═══ Data shown ═══

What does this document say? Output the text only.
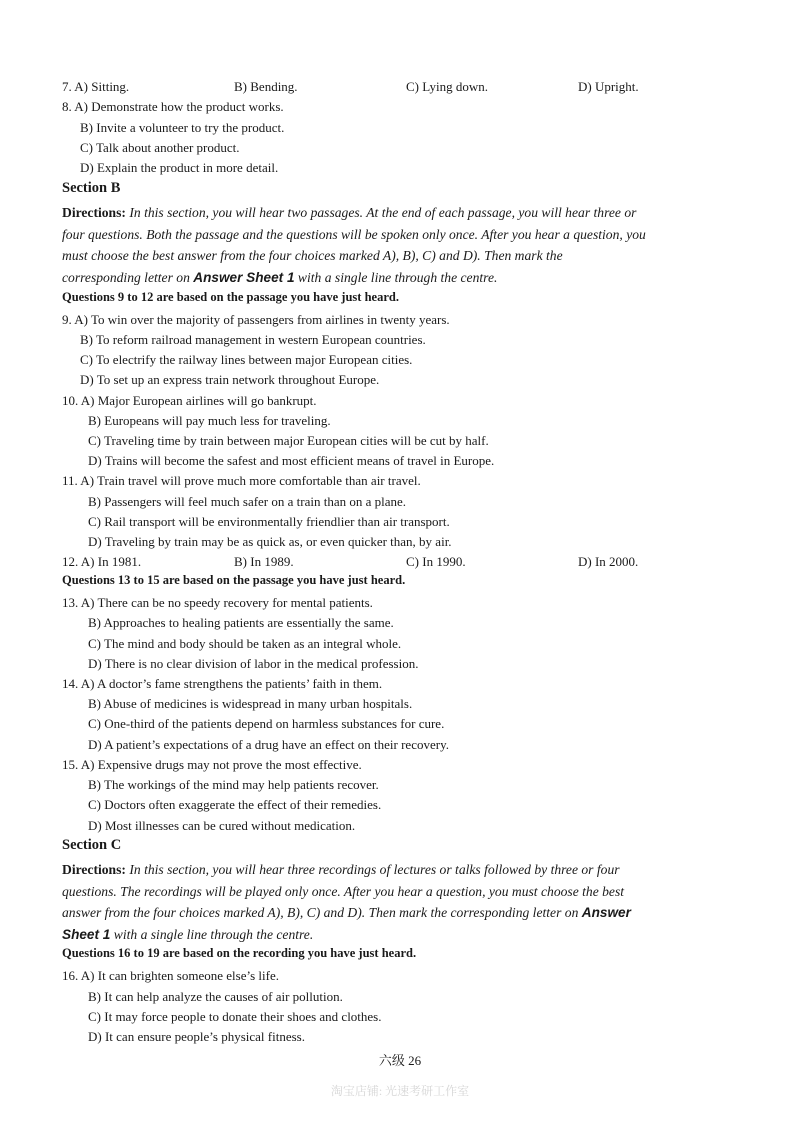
7. A) Sitting.	B) Bending.	C) Lying down.	D) Upright.
8. A) Demonstrate how the product works.
B) Invite a volunteer to try the product.
C) Talk about another product.
D) Explain the product in more detail.
Section B
Directions: In this section, you will hear two passages. At the end of each passage, you will hear three or
four questions. Both the passage and the questions will be spoken only once. After you hear a question, you
must choose the best answer from the four choices marked A), B), C) and D). Then mark the
corresponding letter on Answer Sheet 1 with a single line through the centre.
Questions 9 to 12 are based on the passage you have just heard.
9. A) To win over the majority of passengers from airlines in twenty years.
B) To reform railroad management in western European countries.
C) To electrify the railway lines between major European cities.
D) To set up an express train network throughout Europe.
10. A) Major European airlines will go bankrupt.
B) Europeans will pay much less for traveling.
C) Traveling time by train between major European cities will be cut by half.
D) Trains will become the safest and most efficient means of travel in Europe.
11. A) Train travel will prove much more comfortable than air travel.
B) Passengers will feel much safer on a train than on a plane.
C) Rail transport will be environmentally friendlier than air transport.
D) Traveling by train may be as quick as, or even quicker than, by air.
12. A) In 1981.	B) In 1989.	C) In 1990.	D) In 2000.
Questions 13 to 15 are based on the passage you have just heard.
13. A) There can be no speedy recovery for mental patients.
B) Approaches to healing patients are essentially the same.
C) The mind and body should be taken as an integral whole.
D) There is no clear division of labor in the medical profession.
14. A) A doctor’s fame strengthens the patients’ faith in them.
B) Abuse of medicines is widespread in many urban hospitals.
C) One-third of the patients depend on harmless substances for cure.
D) A patient’s expectations of a drug have an effect on their recovery.
15. A) Expensive drugs may not prove the most effective.
B) The workings of the mind may help patients recover.
C) Doctors often exaggerate the effect of their remedies.
D) Most illnesses can be cured without medication.
Section C
Directions: In this section, you will hear three recordings of lectures or talks followed by three or four
questions. The recordings will be played only once. After you hear a question, you must choose the best
answer from the four choices marked A), B), C) and D). Then mark the corresponding letter on Answer
Sheet 1 with a single line through the centre.
Questions 16 to 19 are based on the recording you have just heard.
16. A) It can brighten someone else’s life.
B) It can help analyze the causes of air pollution.
C) It may force people to donate their shoes and clothes.
D) It can ensure people’s physical fitness.
六级 26
淘宝店铺: 光速考研工作室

═══

### [What this task involves]
Would you report every line of the entries above containing the word "from"?

### [Task output]
must choose the best answer from the four choices marked A), B), C) and D). Then mark the
9. A) To win over the majority of passengers from airlines in twenty years.
answer from the four choices marked A), B), C) and D). Then mark the corresponding letter on Answer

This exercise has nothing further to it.